_WORK INSTRUCTIONS_
Set down all of the data that follows word for word, without the images.

■ ■ ■ ■ ■

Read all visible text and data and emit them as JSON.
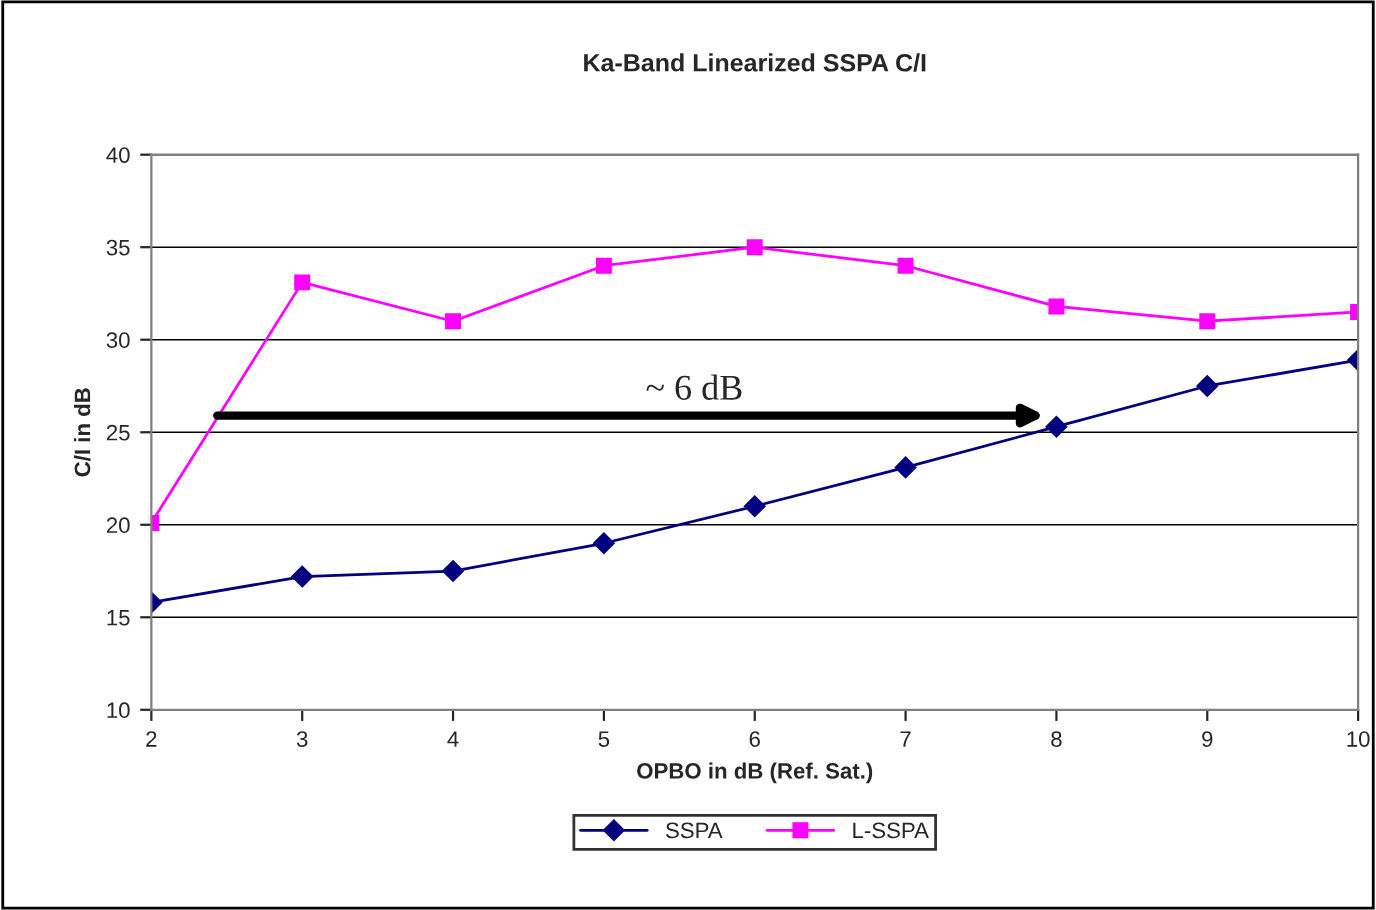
{
  "chart_data": {
    "type": "line",
    "title": "Ka-Band Linearized SSPA C/I",
    "xlabel": "OPBO in dB (Ref. Sat.)",
    "ylabel": "C/I in dB",
    "x": [
      2,
      3,
      4,
      5,
      6,
      7,
      8,
      9,
      10
    ],
    "series": [
      {
        "name": "SSPA",
        "color": "#000080",
        "marker": "diamond",
        "values": [
          15.8,
          17.2,
          17.5,
          19,
          21,
          23.1,
          25.3,
          27.5,
          28.9
        ]
      },
      {
        "name": "L-SSPA",
        "color": "#ff00ff",
        "marker": "square",
        "values": [
          20.1,
          33.1,
          31,
          34,
          35,
          34,
          31.8,
          31,
          31.5
        ]
      }
    ],
    "xlim": [
      2,
      10
    ],
    "xticks": [
      2,
      3,
      4,
      5,
      6,
      7,
      8,
      9,
      10
    ],
    "ylim": [
      10,
      40
    ],
    "yticks": [
      10,
      15,
      20,
      25,
      30,
      35,
      40
    ],
    "grid": "y",
    "legend": "bottom",
    "line_style": "solid",
    "annotations": [
      "~ 6 dB"
    ]
  }
}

■ ■ ■ ■ ■

_WRITTEN REPLY_
Read all visible text and data and emit them as JSON.
{
  "chart_data": {
    "type": "line",
    "title": "Ka-Band Linearized SSPA C/I",
    "xlabel": "OPBO in dB (Ref. Sat.)",
    "ylabel": "C/I in dB",
    "x": [
      2,
      3,
      4,
      5,
      6,
      7,
      8,
      9,
      10
    ],
    "series": [
      {
        "name": "SSPA",
        "color": "#000080",
        "marker": "diamond",
        "values": [
          15.8,
          17.2,
          17.5,
          19,
          21,
          23.1,
          25.3,
          27.5,
          28.9
        ]
      },
      {
        "name": "L-SSPA",
        "color": "#ff00ff",
        "marker": "square",
        "values": [
          20.1,
          33.1,
          31,
          34,
          35,
          34,
          31.8,
          31,
          31.5
        ]
      }
    ],
    "xlim": [
      2,
      10
    ],
    "xticks": [
      2,
      3,
      4,
      5,
      6,
      7,
      8,
      9,
      10
    ],
    "ylim": [
      10,
      40
    ],
    "yticks": [
      10,
      15,
      20,
      25,
      30,
      35,
      40
    ],
    "grid": "y",
    "legend": "bottom",
    "line_style": "solid",
    "annotations": [
      "~ 6 dB"
    ]
  }
}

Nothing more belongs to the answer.